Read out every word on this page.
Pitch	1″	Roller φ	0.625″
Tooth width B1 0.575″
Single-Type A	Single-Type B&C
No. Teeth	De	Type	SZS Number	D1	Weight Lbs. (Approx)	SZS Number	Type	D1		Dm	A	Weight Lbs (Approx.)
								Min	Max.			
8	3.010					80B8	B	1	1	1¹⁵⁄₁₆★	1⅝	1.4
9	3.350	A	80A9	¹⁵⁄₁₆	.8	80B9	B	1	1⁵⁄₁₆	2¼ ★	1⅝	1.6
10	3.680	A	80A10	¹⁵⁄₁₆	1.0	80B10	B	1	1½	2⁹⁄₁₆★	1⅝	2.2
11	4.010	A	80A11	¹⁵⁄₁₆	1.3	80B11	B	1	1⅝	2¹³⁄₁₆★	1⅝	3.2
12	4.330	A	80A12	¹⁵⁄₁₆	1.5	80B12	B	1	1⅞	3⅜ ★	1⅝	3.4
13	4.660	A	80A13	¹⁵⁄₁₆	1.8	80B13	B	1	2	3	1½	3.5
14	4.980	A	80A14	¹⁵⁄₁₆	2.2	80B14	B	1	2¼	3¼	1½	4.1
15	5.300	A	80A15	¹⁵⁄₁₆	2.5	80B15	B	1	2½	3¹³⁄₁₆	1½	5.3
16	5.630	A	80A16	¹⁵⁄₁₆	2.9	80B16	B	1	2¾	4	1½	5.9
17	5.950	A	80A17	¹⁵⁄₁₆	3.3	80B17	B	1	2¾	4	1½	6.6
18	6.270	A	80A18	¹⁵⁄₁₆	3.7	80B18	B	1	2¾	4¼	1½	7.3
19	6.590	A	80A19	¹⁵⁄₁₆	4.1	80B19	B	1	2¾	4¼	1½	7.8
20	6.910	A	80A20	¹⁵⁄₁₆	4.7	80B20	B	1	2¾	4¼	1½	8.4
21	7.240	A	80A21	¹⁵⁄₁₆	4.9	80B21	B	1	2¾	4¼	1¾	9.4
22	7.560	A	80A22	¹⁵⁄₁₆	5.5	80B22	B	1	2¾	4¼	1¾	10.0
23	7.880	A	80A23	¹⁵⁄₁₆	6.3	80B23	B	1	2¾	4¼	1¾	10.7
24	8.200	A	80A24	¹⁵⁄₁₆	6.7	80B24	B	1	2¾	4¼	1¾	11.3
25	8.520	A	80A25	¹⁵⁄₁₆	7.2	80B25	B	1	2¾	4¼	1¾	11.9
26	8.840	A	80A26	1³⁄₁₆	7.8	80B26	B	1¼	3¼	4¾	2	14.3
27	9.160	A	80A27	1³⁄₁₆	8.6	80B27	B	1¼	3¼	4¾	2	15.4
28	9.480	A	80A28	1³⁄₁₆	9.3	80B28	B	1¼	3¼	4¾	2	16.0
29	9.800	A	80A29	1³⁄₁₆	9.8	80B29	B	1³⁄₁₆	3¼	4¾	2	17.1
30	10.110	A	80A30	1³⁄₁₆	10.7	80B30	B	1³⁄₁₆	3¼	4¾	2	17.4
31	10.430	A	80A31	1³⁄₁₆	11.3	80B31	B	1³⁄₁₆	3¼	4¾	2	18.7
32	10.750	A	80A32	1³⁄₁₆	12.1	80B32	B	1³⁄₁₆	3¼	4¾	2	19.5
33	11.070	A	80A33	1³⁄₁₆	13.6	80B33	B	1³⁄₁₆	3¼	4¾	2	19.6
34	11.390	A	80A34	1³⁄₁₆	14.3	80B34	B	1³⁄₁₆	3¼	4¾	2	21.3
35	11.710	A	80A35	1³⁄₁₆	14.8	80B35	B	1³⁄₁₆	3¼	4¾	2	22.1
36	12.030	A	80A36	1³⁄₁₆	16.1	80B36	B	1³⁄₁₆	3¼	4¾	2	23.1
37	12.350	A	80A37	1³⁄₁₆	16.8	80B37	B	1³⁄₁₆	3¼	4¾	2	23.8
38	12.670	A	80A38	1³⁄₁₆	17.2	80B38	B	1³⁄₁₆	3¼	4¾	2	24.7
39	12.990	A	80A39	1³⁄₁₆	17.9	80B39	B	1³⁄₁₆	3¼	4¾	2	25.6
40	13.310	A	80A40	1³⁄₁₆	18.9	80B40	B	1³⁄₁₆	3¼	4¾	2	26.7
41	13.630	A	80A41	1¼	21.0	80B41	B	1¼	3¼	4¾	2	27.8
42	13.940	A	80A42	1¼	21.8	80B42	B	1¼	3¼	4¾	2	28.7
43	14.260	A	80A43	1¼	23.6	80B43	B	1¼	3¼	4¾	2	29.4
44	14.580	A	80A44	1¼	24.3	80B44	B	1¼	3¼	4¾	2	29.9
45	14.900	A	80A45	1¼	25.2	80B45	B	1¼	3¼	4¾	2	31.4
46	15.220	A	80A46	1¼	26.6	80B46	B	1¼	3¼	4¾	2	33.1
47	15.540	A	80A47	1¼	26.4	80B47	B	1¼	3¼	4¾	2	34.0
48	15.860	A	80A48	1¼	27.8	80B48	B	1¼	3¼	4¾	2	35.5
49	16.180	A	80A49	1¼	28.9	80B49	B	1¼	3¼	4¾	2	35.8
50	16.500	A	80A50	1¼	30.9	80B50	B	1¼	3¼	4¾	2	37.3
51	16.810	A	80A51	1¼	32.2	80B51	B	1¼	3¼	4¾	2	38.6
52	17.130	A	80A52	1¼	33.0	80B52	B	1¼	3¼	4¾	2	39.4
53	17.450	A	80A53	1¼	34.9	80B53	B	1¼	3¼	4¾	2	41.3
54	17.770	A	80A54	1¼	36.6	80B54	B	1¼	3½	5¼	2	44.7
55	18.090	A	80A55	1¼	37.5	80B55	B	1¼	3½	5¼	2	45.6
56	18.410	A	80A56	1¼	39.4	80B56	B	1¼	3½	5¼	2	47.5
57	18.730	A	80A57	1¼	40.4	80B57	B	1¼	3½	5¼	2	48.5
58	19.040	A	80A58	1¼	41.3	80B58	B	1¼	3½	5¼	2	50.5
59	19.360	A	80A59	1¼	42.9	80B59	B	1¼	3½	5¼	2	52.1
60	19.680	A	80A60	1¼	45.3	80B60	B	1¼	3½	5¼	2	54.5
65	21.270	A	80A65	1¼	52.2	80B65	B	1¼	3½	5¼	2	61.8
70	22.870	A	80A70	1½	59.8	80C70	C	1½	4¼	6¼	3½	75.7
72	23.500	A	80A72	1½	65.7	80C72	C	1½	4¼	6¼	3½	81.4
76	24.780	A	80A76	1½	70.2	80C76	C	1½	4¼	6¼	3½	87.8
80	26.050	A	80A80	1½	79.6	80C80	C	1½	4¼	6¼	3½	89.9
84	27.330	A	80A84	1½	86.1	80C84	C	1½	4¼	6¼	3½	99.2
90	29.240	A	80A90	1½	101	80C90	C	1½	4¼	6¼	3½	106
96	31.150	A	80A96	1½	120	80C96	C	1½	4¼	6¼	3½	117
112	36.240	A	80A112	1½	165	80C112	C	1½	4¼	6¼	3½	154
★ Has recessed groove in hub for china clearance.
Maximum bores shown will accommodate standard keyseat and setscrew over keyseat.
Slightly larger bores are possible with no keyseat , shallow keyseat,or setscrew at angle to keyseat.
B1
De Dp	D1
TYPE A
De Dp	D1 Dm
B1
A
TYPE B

==

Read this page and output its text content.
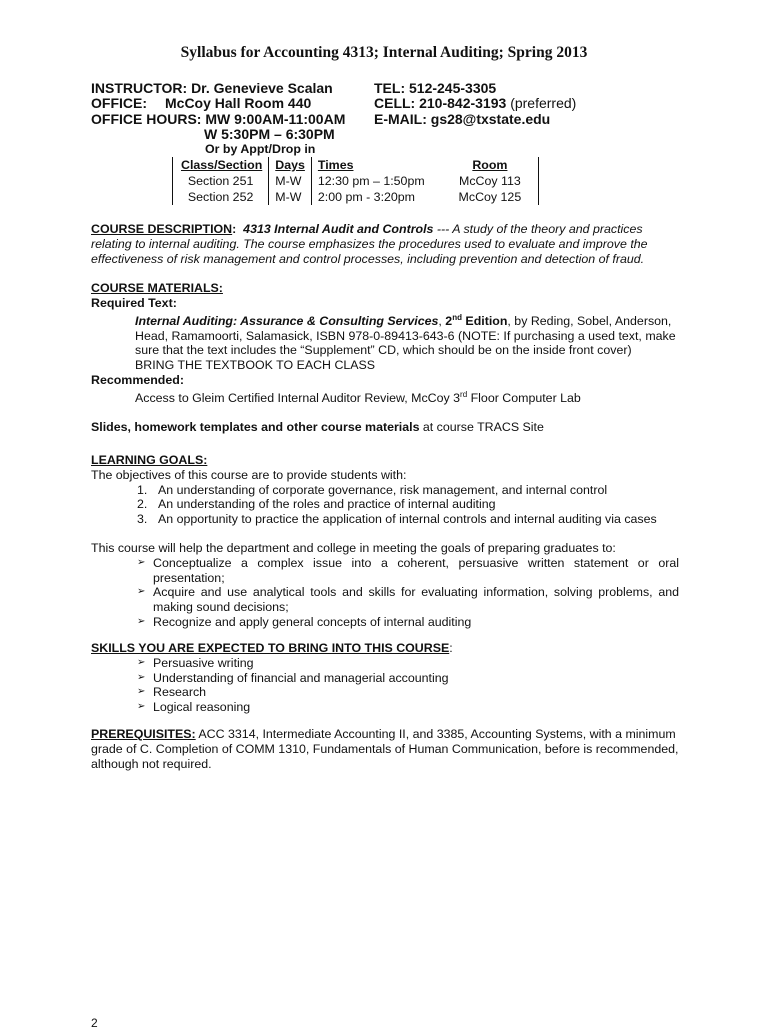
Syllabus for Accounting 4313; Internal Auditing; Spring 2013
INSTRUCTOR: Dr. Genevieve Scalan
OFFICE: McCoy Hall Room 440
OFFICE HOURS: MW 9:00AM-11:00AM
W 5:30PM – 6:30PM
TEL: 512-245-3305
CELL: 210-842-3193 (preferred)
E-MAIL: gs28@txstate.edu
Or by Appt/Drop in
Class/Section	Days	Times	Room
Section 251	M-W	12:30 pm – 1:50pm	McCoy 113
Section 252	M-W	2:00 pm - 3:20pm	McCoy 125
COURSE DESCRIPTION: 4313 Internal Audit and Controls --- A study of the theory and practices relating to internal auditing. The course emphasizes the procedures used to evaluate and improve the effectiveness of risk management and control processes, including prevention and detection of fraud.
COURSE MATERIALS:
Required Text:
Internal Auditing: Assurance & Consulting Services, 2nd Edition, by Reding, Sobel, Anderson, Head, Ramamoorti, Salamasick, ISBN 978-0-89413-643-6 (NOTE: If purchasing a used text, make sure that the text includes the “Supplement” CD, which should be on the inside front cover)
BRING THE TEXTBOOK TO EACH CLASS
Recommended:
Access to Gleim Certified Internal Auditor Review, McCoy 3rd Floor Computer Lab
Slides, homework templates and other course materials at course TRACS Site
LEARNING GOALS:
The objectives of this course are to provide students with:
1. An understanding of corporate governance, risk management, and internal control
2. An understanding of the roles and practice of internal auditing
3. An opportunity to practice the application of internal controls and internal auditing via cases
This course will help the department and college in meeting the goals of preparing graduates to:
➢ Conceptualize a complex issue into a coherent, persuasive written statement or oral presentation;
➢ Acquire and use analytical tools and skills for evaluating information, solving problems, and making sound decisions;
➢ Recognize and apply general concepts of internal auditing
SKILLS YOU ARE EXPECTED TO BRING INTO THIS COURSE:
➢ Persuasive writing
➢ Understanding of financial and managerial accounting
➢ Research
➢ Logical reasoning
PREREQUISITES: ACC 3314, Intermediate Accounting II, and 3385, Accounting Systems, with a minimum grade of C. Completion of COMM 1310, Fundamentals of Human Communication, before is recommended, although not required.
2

--

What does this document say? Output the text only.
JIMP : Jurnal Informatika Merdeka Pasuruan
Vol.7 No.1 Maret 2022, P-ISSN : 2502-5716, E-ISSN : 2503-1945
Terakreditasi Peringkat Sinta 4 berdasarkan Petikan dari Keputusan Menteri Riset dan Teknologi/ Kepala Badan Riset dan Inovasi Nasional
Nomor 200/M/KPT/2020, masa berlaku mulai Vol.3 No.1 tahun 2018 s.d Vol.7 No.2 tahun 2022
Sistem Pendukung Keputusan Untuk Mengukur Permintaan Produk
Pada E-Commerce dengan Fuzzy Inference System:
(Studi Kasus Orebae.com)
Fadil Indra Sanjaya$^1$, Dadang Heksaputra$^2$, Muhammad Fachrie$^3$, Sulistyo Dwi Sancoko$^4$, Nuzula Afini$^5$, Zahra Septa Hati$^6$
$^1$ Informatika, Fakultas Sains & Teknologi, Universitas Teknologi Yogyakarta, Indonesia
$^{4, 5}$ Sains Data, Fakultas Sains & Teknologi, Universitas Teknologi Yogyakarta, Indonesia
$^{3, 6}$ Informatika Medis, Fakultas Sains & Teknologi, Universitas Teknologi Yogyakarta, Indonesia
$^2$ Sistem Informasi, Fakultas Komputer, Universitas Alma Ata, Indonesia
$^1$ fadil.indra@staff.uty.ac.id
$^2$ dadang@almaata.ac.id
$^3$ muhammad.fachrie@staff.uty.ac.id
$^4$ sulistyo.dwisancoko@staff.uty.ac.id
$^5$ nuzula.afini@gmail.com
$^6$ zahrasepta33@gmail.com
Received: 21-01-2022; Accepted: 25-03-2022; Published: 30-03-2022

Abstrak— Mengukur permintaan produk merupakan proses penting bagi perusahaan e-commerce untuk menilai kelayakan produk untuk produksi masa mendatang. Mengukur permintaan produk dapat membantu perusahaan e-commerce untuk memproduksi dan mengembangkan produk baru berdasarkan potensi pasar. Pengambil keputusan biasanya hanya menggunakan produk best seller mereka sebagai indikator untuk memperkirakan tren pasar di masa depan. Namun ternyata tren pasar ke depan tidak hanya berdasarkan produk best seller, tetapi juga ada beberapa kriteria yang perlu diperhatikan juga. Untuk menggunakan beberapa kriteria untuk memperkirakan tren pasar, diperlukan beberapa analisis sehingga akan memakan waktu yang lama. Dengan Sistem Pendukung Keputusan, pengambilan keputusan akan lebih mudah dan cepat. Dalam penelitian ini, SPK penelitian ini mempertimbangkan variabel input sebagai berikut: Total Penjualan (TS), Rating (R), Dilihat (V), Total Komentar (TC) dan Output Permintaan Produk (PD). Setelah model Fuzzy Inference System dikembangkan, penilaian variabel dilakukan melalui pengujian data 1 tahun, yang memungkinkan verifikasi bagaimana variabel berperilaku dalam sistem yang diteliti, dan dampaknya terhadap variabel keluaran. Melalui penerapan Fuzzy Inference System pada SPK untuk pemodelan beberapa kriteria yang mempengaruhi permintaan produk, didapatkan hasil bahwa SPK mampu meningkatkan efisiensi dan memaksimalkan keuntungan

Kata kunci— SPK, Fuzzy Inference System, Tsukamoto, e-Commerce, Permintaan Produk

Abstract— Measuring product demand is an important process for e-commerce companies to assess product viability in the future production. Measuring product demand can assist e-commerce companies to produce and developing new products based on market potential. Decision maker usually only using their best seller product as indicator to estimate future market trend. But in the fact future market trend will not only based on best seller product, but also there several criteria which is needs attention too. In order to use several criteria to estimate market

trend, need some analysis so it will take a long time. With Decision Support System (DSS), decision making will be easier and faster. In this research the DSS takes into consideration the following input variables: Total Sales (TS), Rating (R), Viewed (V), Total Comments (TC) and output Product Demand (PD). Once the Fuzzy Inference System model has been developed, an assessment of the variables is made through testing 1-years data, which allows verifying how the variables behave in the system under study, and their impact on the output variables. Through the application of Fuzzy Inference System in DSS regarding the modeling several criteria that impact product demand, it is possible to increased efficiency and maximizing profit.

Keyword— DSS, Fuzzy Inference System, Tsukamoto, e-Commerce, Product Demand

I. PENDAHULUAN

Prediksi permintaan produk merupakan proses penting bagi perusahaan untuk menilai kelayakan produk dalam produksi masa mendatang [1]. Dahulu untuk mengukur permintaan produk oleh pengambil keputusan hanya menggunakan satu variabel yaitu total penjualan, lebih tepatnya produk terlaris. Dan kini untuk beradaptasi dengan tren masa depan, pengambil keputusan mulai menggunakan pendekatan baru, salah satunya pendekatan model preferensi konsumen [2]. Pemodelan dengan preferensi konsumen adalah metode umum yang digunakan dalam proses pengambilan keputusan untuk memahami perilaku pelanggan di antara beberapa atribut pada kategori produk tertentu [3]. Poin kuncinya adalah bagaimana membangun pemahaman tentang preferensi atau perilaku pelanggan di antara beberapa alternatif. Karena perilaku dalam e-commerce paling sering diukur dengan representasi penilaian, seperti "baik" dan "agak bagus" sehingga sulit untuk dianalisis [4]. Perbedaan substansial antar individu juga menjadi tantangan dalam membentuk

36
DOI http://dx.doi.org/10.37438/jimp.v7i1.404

Given exercise =>
Report how many lines of the data hold the string "Sains"; give only the number.

Exercise output =>
3